Written instruction
Write out each line in which the string "Choice" is present.

Excerpted records

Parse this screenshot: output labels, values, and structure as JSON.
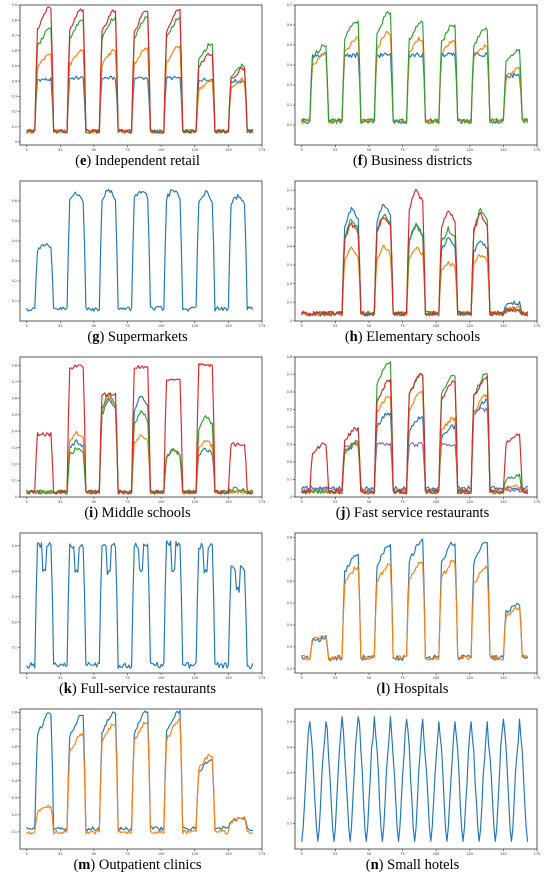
{
  "colors": {
    "blue": "#1f77b4",
    "orange": "#ff7f0e",
    "green": "#2ca02c",
    "red": "#d62728",
    "purple": "#9467bd"
  },
  "chart_data": [
    {
      "type": "line",
      "letter": "e",
      "name": "Independent retail",
      "xlim": [
        -5,
        175
      ],
      "ylim": [
        -0.02,
        0.9
      ],
      "xticks": [
        0,
        25,
        50,
        75,
        100,
        125,
        150,
        175
      ],
      "yticks": [
        0,
        0.1,
        0.2,
        0.3,
        0.4,
        0.5,
        0.6,
        0.7,
        0.8,
        0.9
      ],
      "series": [
        {
          "color": "blue",
          "base": 0.07,
          "peaks": [
            0.41,
            0.42,
            0.42,
            0.42,
            0.42,
            0.41,
            0.4
          ],
          "shape": "flat"
        },
        {
          "color": "orange",
          "base": 0.07,
          "peaks": [
            0.58,
            0.6,
            0.6,
            0.61,
            0.62,
            0.4,
            0.41
          ],
          "shape": "rise"
        },
        {
          "color": "green",
          "base": 0.07,
          "peaks": [
            0.74,
            0.8,
            0.81,
            0.81,
            0.81,
            0.64,
            0.5
          ],
          "shape": "rise"
        },
        {
          "color": "red",
          "base": 0.07,
          "peaks": [
            0.88,
            0.87,
            0.86,
            0.86,
            0.86,
            0.58,
            0.48
          ],
          "shape": "rise"
        }
      ]
    },
    {
      "type": "line",
      "letter": "f",
      "name": "Business districts",
      "xlim": [
        -5,
        175
      ],
      "ylim": [
        0,
        0.7
      ],
      "xticks": [
        0,
        25,
        50,
        75,
        100,
        125,
        150,
        175
      ],
      "yticks": [
        0.1,
        0.2,
        0.3,
        0.4,
        0.5,
        0.6,
        0.7
      ],
      "series": [
        {
          "color": "blue",
          "base": 0.12,
          "peaks": [
            0.45,
            0.45,
            0.45,
            0.45,
            0.45,
            0.45,
            0.35
          ],
          "shape": "flat"
        },
        {
          "color": "orange",
          "base": 0.12,
          "peaks": [
            0.45,
            0.53,
            0.56,
            0.53,
            0.52,
            0.5,
            0.38
          ],
          "shape": "rise"
        },
        {
          "color": "green",
          "base": 0.12,
          "peaks": [
            0.5,
            0.62,
            0.66,
            0.61,
            0.6,
            0.58,
            0.47
          ],
          "shape": "rise"
        }
      ]
    },
    {
      "type": "line",
      "letter": "g",
      "name": "Supermarkets",
      "xlim": [
        -5,
        175
      ],
      "ylim": [
        0,
        0.7
      ],
      "xticks": [
        0,
        25,
        50,
        75,
        100,
        125,
        150,
        175
      ],
      "yticks": [
        0.1,
        0.2,
        0.3,
        0.4,
        0.5,
        0.6
      ],
      "series": [
        {
          "color": "blue",
          "base": 0.06,
          "peaks": [
            0.38,
            0.64,
            0.65,
            0.65,
            0.65,
            0.64,
            0.62
          ],
          "shape": "market"
        }
      ]
    },
    {
      "type": "line",
      "letter": "h",
      "name": "Elementary schools",
      "xlim": [
        -5,
        175
      ],
      "ylim": [
        0,
        0.75
      ],
      "xticks": [
        0,
        25,
        50,
        75,
        100,
        125,
        150,
        175
      ],
      "yticks": [
        0,
        0.1,
        0.2,
        0.3,
        0.4,
        0.5,
        0.6,
        0.7
      ],
      "series": [
        {
          "color": "blue",
          "base": 0.04,
          "peaks": [
            0,
            0.61,
            0.64,
            0.52,
            0.45,
            0.44,
            0.1
          ],
          "shape": "school"
        },
        {
          "color": "orange",
          "base": 0.04,
          "peaks": [
            0,
            0.39,
            0.4,
            0.4,
            0.32,
            0.36,
            0.07
          ],
          "shape": "school"
        },
        {
          "color": "green",
          "base": 0.04,
          "peaks": [
            0,
            0.55,
            0.58,
            0.52,
            0.5,
            0.6,
            0.06
          ],
          "shape": "school"
        },
        {
          "color": "red",
          "base": 0.04,
          "peaks": [
            0,
            0.53,
            0.57,
            0.72,
            0.6,
            0.58,
            0.06
          ],
          "shape": "school"
        }
      ]
    },
    {
      "type": "line",
      "letter": "i",
      "name": "Middle schools",
      "xlim": [
        -5,
        175
      ],
      "ylim": [
        0,
        0.85
      ],
      "xticks": [
        0,
        25,
        50,
        75,
        100,
        125,
        150,
        175
      ],
      "yticks": [
        0,
        0.1,
        0.2,
        0.3,
        0.4,
        0.5,
        0.6,
        0.7,
        0.8
      ],
      "series": [
        {
          "color": "blue",
          "base": 0.03,
          "peaks": [
            0.03,
            0.35,
            0.6,
            0.63,
            0.29,
            0.3,
            0.03
          ],
          "shape": "school"
        },
        {
          "color": "orange",
          "base": 0.03,
          "peaks": [
            0.03,
            0.4,
            0.62,
            0.38,
            0.29,
            0.35,
            0.03
          ],
          "shape": "school"
        },
        {
          "color": "green",
          "base": 0.03,
          "peaks": [
            0.03,
            0.3,
            0.64,
            0.53,
            0.29,
            0.5,
            0.05
          ],
          "shape": "school"
        },
        {
          "color": "red",
          "base": 0.03,
          "peaks": [
            0.38,
            0.79,
            0.62,
            0.79,
            0.71,
            0.8,
            0.32
          ],
          "shape": "flat"
        }
      ]
    },
    {
      "type": "line",
      "letter": "j",
      "name": "Fast service restaurants",
      "xlim": [
        -5,
        175
      ],
      "ylim": [
        0,
        0.8
      ],
      "xticks": [
        0,
        25,
        50,
        75,
        100,
        125,
        150,
        175
      ],
      "yticks": [
        0,
        0.1,
        0.2,
        0.3,
        0.4,
        0.5,
        0.6,
        0.7,
        0.8
      ],
      "series": [
        {
          "color": "blue",
          "base": 0.05,
          "peaks": [
            0.05,
            0.3,
            0.48,
            0.45,
            0.4,
            0.55,
            0.05
          ],
          "shape": "rise"
        },
        {
          "color": "purple",
          "base": 0.04,
          "peaks": [
            0.04,
            0.3,
            0.3,
            0.3,
            0.3,
            0.5,
            0.04
          ],
          "shape": "flat"
        },
        {
          "color": "orange",
          "base": 0.03,
          "peaks": [
            0.03,
            0.3,
            0.58,
            0.6,
            0.45,
            0.58,
            0.06
          ],
          "shape": "rise"
        },
        {
          "color": "green",
          "base": 0.03,
          "peaks": [
            0.03,
            0.31,
            0.77,
            0.7,
            0.7,
            0.7,
            0.12
          ],
          "shape": "rise"
        },
        {
          "color": "red",
          "base": 0.03,
          "peaks": [
            0.3,
            0.39,
            0.66,
            0.7,
            0.66,
            0.68,
            0.36
          ],
          "shape": "rise"
        }
      ]
    },
    {
      "type": "line",
      "letter": "k",
      "name": "Full-service restaurants",
      "xlim": [
        -5,
        175
      ],
      "ylim": [
        0,
        0.55
      ],
      "xticks": [
        0,
        25,
        50,
        75,
        100,
        125,
        150,
        175
      ],
      "yticks": [
        0.1,
        0.2,
        0.3,
        0.4,
        0.5
      ],
      "series": [
        {
          "color": "blue",
          "base": 0.03,
          "peaks": [
            0.5,
            0.5,
            0.5,
            0.5,
            0.51,
            0.5,
            0.41
          ],
          "shape": "double"
        }
      ]
    },
    {
      "type": "line",
      "letter": "l",
      "name": "Hospitals",
      "xlim": [
        -5,
        175
      ],
      "ylim": [
        0.18,
        0.82
      ],
      "xticks": [
        0,
        25,
        50,
        75,
        100,
        125,
        150,
        175
      ],
      "yticks": [
        0.2,
        0.3,
        0.4,
        0.5,
        0.6,
        0.7,
        0.8
      ],
      "series": [
        {
          "color": "blue",
          "base": 0.25,
          "peaks": [
            0.34,
            0.72,
            0.76,
            0.78,
            0.77,
            0.78,
            0.5
          ],
          "shape": "rise"
        },
        {
          "color": "orange",
          "base": 0.25,
          "peaks": [
            0.35,
            0.66,
            0.67,
            0.68,
            0.69,
            0.66,
            0.48
          ],
          "shape": "rise"
        }
      ]
    },
    {
      "type": "line",
      "letter": "m",
      "name": "Outpatient clinics",
      "xlim": [
        -5,
        175
      ],
      "ylim": [
        0,
        0.82
      ],
      "xticks": [
        0,
        25,
        50,
        75,
        100,
        125,
        150,
        175
      ],
      "yticks": [
        0.1,
        0.2,
        0.3,
        0.4,
        0.5,
        0.6,
        0.7,
        0.8
      ],
      "series": [
        {
          "color": "blue",
          "base": 0.12,
          "peaks": [
            0.79,
            0.78,
            0.8,
            0.8,
            0.8,
            0.52,
            0.18
          ],
          "shape": "rise"
        },
        {
          "color": "orange",
          "base": 0.1,
          "peaks": [
            0.25,
            0.67,
            0.73,
            0.74,
            0.75,
            0.55,
            0.18
          ],
          "shape": "rise"
        }
      ]
    },
    {
      "type": "line",
      "letter": "n",
      "name": "Small hotels",
      "xlim": [
        -5,
        175
      ],
      "ylim": [
        0,
        0.55
      ],
      "xticks": [
        0,
        25,
        50,
        75,
        100,
        125,
        150,
        175
      ],
      "yticks": [
        0.1,
        0.2,
        0.3,
        0.4,
        0.5
      ],
      "series": [
        {
          "color": "blue",
          "base": 0.03,
          "peaks": [
            0.5,
            0.52,
            0.52,
            0.51,
            0.5,
            0.5,
            0.51
          ],
          "shape": "hotel"
        }
      ]
    }
  ]
}
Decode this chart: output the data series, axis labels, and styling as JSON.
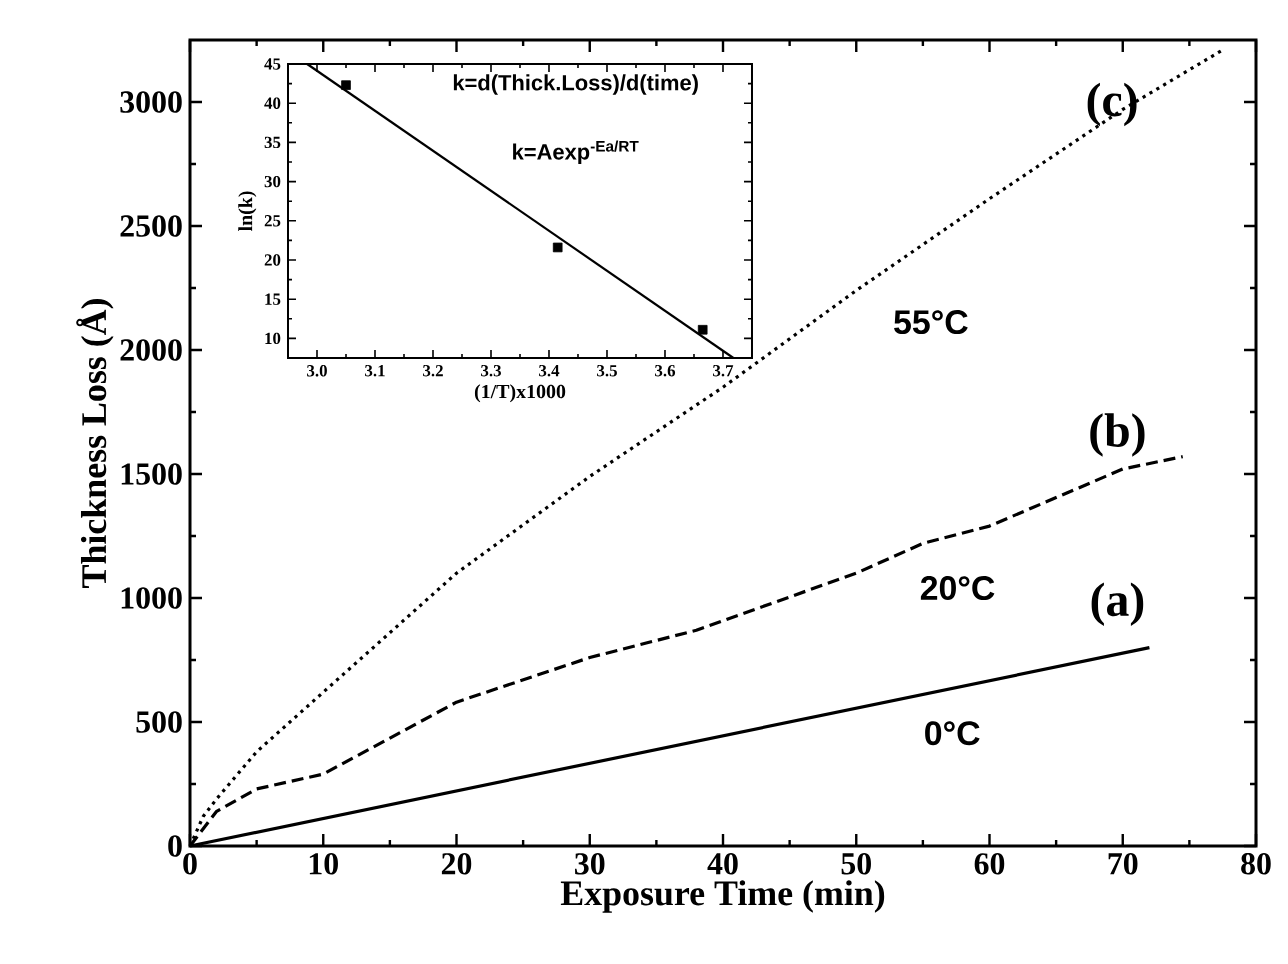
{
  "chart_data": [
    {
      "type": "line",
      "xlabel": "Exposure Time (min)",
      "ylabel": "Thickness Loss (Å)",
      "xlim": [
        0,
        80
      ],
      "ylim": [
        0,
        3250
      ],
      "xticks": [
        0,
        10,
        20,
        30,
        40,
        50,
        60,
        70,
        80
      ],
      "yticks": [
        0,
        500,
        1000,
        1500,
        2000,
        2500,
        3000
      ],
      "series": [
        {
          "color": "#000000",
          "line_style": "solid",
          "x": [
            0,
            72
          ],
          "values": [
            0,
            800
          ]
        },
        {
          "color": "#000000",
          "line_style": "dashed",
          "x": [
            0,
            2,
            5,
            10,
            20,
            30,
            38,
            50,
            55,
            60,
            70,
            74.5
          ],
          "values": [
            0,
            140,
            230,
            290,
            580,
            760,
            870,
            1100,
            1220,
            1290,
            1520,
            1570
          ]
        },
        {
          "color": "#000000",
          "line_style": "dotted",
          "x": [
            0,
            1,
            2,
            5,
            10,
            20,
            30,
            40,
            50,
            60,
            70,
            77.5
          ],
          "values": [
            0,
            120,
            190,
            380,
            620,
            1100,
            1490,
            1850,
            2240,
            2610,
            2970,
            3210
          ]
        }
      ],
      "annotations": [
        "(a)",
        "(b)",
        "(c)",
        "0°C",
        "20°C",
        "55°C"
      ]
    },
    {
      "type": "scatter",
      "xlabel": "(1/T)x1000",
      "ylabel": "ln(k)",
      "xlim": [
        2.95,
        3.75
      ],
      "ylim": [
        7.5,
        45
      ],
      "xticks": [
        {
          "value": 3.0,
          "label": "3.0"
        },
        3.1,
        3.2,
        3.3,
        3.4,
        3.5,
        3.6,
        3.7
      ],
      "yticks": [
        10,
        15,
        20,
        25,
        30,
        35,
        40,
        45
      ],
      "series": [
        {
          "type": "scatter",
          "marker": "square",
          "color": "#000000",
          "x": [
            3.05,
            3.415,
            3.665
          ],
          "values": [
            42.3,
            21.6,
            11.1
          ]
        },
        {
          "type": "line",
          "color": "#000000",
          "line_style": "solid",
          "x": [
            2.983,
            3.718
          ],
          "values": [
            45,
            7.5
          ]
        }
      ],
      "annotations": [
        "k=d(Thick.Loss)/d(time)",
        "k=Aexp$^{-Ea/RT}$"
      ]
    }
  ]
}
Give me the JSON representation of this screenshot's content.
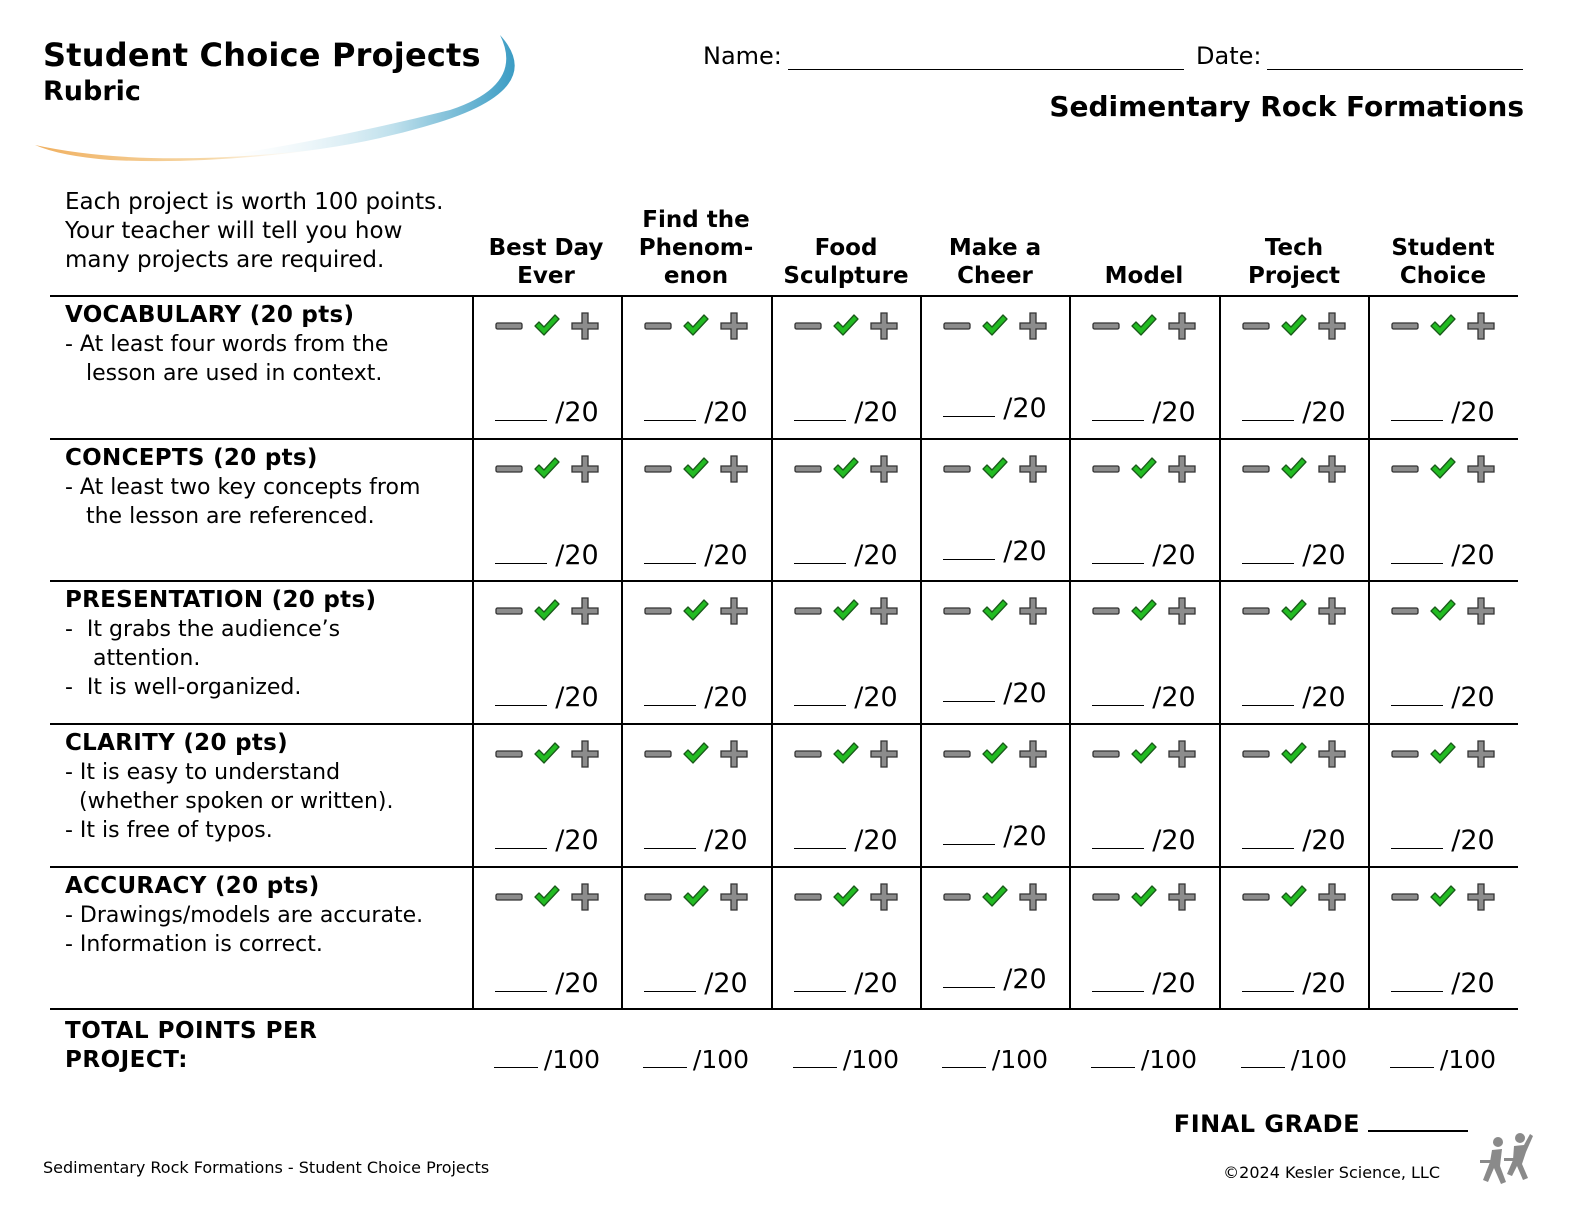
{
  "header": {
    "title": "Student Choice Projects",
    "subtitle": "Rubric",
    "name_label": "Name:",
    "date_label": "Date:",
    "topic": "Sedimentary Rock Formations"
  },
  "intro": "Each project is worth 100 points. Your teacher will tell you how many projects are required.",
  "columns": [
    {
      "line1": "Best Day",
      "line2": "Ever",
      "line0": ""
    },
    {
      "line0": "Find the",
      "line1": "Phenom-",
      "line2": "enon"
    },
    {
      "line0": "",
      "line1": "Food",
      "line2": "Sculpture"
    },
    {
      "line0": "",
      "line1": "Make a",
      "line2": "Cheer"
    },
    {
      "line0": "",
      "line1": "",
      "line2": "Model"
    },
    {
      "line0": "",
      "line1": "Tech",
      "line2": "Project"
    },
    {
      "line0": "",
      "line1": "Student",
      "line2": "Choice"
    }
  ],
  "criteria": [
    {
      "name": "VOCABULARY (20 pts)",
      "bullets": [
        "- At least four words from the",
        "   lesson are used in context."
      ]
    },
    {
      "name": "CONCEPTS (20 pts)",
      "bullets": [
        "- At least two key concepts from",
        "   the lesson are referenced."
      ]
    },
    {
      "name": "PRESENTATION (20 pts)",
      "bullets": [
        "-  It grabs the audience’s",
        "    attention.",
        "-  It is well-organized."
      ]
    },
    {
      "name": "CLARITY (20 pts)",
      "bullets": [
        "- It is easy to understand",
        "  (whether spoken or written).",
        "- It is free of typos."
      ]
    },
    {
      "name": "ACCURACY (20 pts)",
      "bullets": [
        "- Drawings/models are accurate.",
        "- Information is correct."
      ]
    }
  ],
  "score_text": "/20",
  "marks_icons": [
    "minus-icon",
    "checkmark-icon",
    "plus-icon"
  ],
  "colors": {
    "check": "#22bb22",
    "minus_plus": "#8c8c8c",
    "swoosh_blue": "#4aa3c8",
    "swoosh_orange": "#f0b060"
  },
  "total_label": "TOTAL POINTS PER PROJECT:",
  "total_text": "/100",
  "final_grade_label": "FINAL GRADE",
  "footer_left": "Sedimentary Rock Formations - Student Choice Projects",
  "footer_right": "©2024  Kesler Science, LLC"
}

Completed task
    "title": "Student Choice Projects",
      "line2": "Choice"
  "footer_left": "Sedimentary Rock Formations - Student Choice Projects",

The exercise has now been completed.